#### What you need to do:
Print the listing exactly.

#### Supplied data:
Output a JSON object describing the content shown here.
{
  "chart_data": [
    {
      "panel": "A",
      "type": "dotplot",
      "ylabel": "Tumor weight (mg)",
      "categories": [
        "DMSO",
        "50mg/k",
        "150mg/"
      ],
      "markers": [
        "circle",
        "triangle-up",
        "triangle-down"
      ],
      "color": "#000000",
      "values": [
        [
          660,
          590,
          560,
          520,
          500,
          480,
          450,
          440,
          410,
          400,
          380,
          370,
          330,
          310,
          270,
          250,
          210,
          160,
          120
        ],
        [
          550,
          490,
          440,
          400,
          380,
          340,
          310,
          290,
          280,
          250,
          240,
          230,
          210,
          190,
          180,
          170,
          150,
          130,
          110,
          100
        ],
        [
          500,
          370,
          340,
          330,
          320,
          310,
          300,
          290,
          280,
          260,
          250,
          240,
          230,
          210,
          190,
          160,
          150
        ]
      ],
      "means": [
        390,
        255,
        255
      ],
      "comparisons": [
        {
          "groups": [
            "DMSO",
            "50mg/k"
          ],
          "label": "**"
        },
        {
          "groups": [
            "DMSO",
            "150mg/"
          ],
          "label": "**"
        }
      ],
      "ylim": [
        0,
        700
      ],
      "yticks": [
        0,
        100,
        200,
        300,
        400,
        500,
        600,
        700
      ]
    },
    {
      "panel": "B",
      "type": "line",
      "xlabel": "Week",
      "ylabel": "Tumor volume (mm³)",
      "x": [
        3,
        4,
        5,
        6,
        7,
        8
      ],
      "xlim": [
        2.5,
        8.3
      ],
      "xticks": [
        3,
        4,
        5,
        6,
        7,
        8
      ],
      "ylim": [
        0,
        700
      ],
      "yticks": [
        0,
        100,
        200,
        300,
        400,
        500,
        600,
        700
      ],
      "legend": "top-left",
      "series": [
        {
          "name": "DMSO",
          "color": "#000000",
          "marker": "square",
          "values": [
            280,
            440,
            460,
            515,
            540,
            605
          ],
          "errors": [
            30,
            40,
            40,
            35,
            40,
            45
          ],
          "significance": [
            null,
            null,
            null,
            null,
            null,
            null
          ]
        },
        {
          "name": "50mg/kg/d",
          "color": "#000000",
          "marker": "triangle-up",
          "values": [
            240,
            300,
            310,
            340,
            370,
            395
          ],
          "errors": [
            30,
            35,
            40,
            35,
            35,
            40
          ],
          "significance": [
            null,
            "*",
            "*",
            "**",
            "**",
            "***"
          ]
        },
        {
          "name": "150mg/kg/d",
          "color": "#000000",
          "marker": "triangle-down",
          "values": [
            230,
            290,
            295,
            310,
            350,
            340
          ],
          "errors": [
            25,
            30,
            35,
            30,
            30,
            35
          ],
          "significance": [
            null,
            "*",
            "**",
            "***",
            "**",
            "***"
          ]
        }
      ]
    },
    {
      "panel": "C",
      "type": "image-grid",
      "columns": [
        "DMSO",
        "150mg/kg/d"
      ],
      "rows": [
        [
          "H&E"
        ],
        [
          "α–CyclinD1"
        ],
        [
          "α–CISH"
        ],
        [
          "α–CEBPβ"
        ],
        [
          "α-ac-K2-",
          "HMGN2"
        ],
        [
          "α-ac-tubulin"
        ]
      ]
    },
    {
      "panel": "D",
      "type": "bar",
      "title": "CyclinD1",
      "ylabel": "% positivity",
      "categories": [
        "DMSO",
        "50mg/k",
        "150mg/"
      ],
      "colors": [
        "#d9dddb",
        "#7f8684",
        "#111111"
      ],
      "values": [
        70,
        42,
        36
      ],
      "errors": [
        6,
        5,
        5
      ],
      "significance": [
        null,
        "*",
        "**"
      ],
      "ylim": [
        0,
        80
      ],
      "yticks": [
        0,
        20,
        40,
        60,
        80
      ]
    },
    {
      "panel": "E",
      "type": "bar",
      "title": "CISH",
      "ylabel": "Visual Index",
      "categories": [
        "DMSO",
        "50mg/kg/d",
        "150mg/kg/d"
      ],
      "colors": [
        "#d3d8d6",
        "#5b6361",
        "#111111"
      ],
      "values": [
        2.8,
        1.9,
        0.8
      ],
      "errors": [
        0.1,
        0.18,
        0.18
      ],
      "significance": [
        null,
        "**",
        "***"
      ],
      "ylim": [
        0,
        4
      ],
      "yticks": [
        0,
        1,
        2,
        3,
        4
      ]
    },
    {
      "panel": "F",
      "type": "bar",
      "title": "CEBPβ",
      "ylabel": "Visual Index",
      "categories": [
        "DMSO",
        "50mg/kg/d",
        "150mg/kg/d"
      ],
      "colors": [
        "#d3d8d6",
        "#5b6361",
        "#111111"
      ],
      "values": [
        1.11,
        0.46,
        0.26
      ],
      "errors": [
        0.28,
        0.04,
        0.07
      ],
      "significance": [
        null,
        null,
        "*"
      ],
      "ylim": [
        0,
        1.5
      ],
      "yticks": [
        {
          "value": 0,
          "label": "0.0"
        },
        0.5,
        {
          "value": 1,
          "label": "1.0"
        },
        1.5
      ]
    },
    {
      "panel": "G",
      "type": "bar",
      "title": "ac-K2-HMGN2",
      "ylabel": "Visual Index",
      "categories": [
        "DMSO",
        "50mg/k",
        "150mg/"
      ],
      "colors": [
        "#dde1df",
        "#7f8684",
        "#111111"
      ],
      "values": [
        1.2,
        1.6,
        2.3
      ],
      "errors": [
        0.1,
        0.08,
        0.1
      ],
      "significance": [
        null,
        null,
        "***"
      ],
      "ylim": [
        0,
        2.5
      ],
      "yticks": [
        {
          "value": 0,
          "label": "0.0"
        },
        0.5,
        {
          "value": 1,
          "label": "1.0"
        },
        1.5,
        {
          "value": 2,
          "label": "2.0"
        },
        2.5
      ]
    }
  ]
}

#### Answer to the problem:
Output a JSON object describing the content shown here.
{
  "chart_data": [
    {
      "panel": "A",
      "type": "dotplot",
      "ylabel": "Tumor weight (mg)",
      "categories": [
        "DMSO",
        "50mg/k",
        "150mg/"
      ],
      "markers": [
        "circle",
        "triangle-up",
        "triangle-down"
      ],
      "color": "#000000",
      "values": [
        [
          660,
          590,
          560,
          520,
          500,
          480,
          450,
          440,
          410,
          400,
          380,
          370,
          330,
          310,
          270,
          250,
          210,
          160,
          120
        ],
        [
          550,
          490,
          440,
          400,
          380,
          340,
          310,
          290,
          280,
          250,
          240,
          230,
          210,
          190,
          180,
          170,
          150,
          130,
          110,
          100
        ],
        [
          500,
          370,
          340,
          330,
          320,
          310,
          300,
          290,
          280,
          260,
          250,
          240,
          230,
          210,
          190,
          160,
          150
        ]
      ],
      "means": [
        390,
        255,
        255
      ],
      "comparisons": [
        {
          "groups": [
            "DMSO",
            "50mg/k"
          ],
          "label": "**"
        },
        {
          "groups": [
            "DMSO",
            "150mg/"
          ],
          "label": "**"
        }
      ],
      "ylim": [
        0,
        700
      ],
      "yticks": [
        0,
        100,
        200,
        300,
        400,
        500,
        600,
        700
      ]
    },
    {
      "panel": "B",
      "type": "line",
      "xlabel": "Week",
      "ylabel": "Tumor volume (mm³)",
      "x": [
        3,
        4,
        5,
        6,
        7,
        8
      ],
      "xlim": [
        2.5,
        8.3
      ],
      "xticks": [
        3,
        4,
        5,
        6,
        7,
        8
      ],
      "ylim": [
        0,
        700
      ],
      "yticks": [
        0,
        100,
        200,
        300,
        400,
        500,
        600,
        700
      ],
      "legend": "top-left",
      "series": [
        {
          "name": "DMSO",
          "color": "#000000",
          "marker": "square",
          "values": [
            280,
            440,
            460,
            515,
            540,
            605
          ],
          "errors": [
            30,
            40,
            40,
            35,
            40,
            45
          ],
          "significance": [
            null,
            null,
            null,
            null,
            null,
            null
          ]
        },
        {
          "name": "50mg/kg/d",
          "color": "#000000",
          "marker": "triangle-up",
          "values": [
            240,
            300,
            310,
            340,
            370,
            395
          ],
          "errors": [
            30,
            35,
            40,
            35,
            35,
            40
          ],
          "significance": [
            null,
            "*",
            "*",
            "**",
            "**",
            "***"
          ]
        },
        {
          "name": "150mg/kg/d",
          "color": "#000000",
          "marker": "triangle-down",
          "values": [
            230,
            290,
            295,
            310,
            350,
            340
          ],
          "errors": [
            25,
            30,
            35,
            30,
            30,
            35
          ],
          "significance": [
            null,
            "*",
            "**",
            "***",
            "**",
            "***"
          ]
        }
      ]
    },
    {
      "panel": "C",
      "type": "image-grid",
      "columns": [
        "DMSO",
        "150mg/kg/d"
      ],
      "rows": [
        [
          "H&E"
        ],
        [
          "α–CyclinD1"
        ],
        [
          "α–CISH"
        ],
        [
          "α–CEBPβ"
        ],
        [
          "α-ac-K2-",
          "HMGN2"
        ],
        [
          "α-ac-tubulin"
        ]
      ]
    },
    {
      "panel": "D",
      "type": "bar",
      "title": "CyclinD1",
      "ylabel": "% positivity",
      "categories": [
        "DMSO",
        "50mg/k",
        "150mg/"
      ],
      "colors": [
        "#d9dddb",
        "#7f8684",
        "#111111"
      ],
      "values": [
        70,
        42,
        36
      ],
      "errors": [
        6,
        5,
        5
      ],
      "significance": [
        null,
        "*",
        "**"
      ],
      "ylim": [
        0,
        80
      ],
      "yticks": [
        0,
        20,
        40,
        60,
        80
      ]
    },
    {
      "panel": "E",
      "type": "bar",
      "title": "CISH",
      "ylabel": "Visual Index",
      "categories": [
        "DMSO",
        "50mg/kg/d",
        "150mg/kg/d"
      ],
      "colors": [
        "#d3d8d6",
        "#5b6361",
        "#111111"
      ],
      "values": [
        2.8,
        1.9,
        0.8
      ],
      "errors": [
        0.1,
        0.18,
        0.18
      ],
      "significance": [
        null,
        "**",
        "***"
      ],
      "ylim": [
        0,
        4
      ],
      "yticks": [
        0,
        1,
        2,
        3,
        4
      ]
    },
    {
      "panel": "F",
      "type": "bar",
      "title": "CEBPβ",
      "ylabel": "Visual Index",
      "categories": [
        "DMSO",
        "50mg/kg/d",
        "150mg/kg/d"
      ],
      "colors": [
        "#d3d8d6",
        "#5b6361",
        "#111111"
      ],
      "values": [
        1.11,
        0.46,
        0.26
      ],
      "errors": [
        0.28,
        0.04,
        0.07
      ],
      "significance": [
        null,
        null,
        "*"
      ],
      "ylim": [
        0,
        1.5
      ],
      "yticks": [
        {
          "value": 0,
          "label": "0.0"
        },
        0.5,
        {
          "value": 1,
          "label": "1.0"
        },
        1.5
      ]
    },
    {
      "panel": "G",
      "type": "bar",
      "title": "ac-K2-HMGN2",
      "ylabel": "Visual Index",
      "categories": [
        "DMSO",
        "50mg/k",
        "150mg/"
      ],
      "colors": [
        "#dde1df",
        "#7f8684",
        "#111111"
      ],
      "values": [
        1.2,
        1.6,
        2.3
      ],
      "errors": [
        0.1,
        0.08,
        0.1
      ],
      "significance": [
        null,
        null,
        "***"
      ],
      "ylim": [
        0,
        2.5
      ],
      "yticks": [
        {
          "value": 0,
          "label": "0.0"
        },
        0.5,
        {
          "value": 1,
          "label": "1.0"
        },
        1.5,
        {
          "value": 2,
          "label": "2.0"
        },
        2.5
      ]
    }
  ]
}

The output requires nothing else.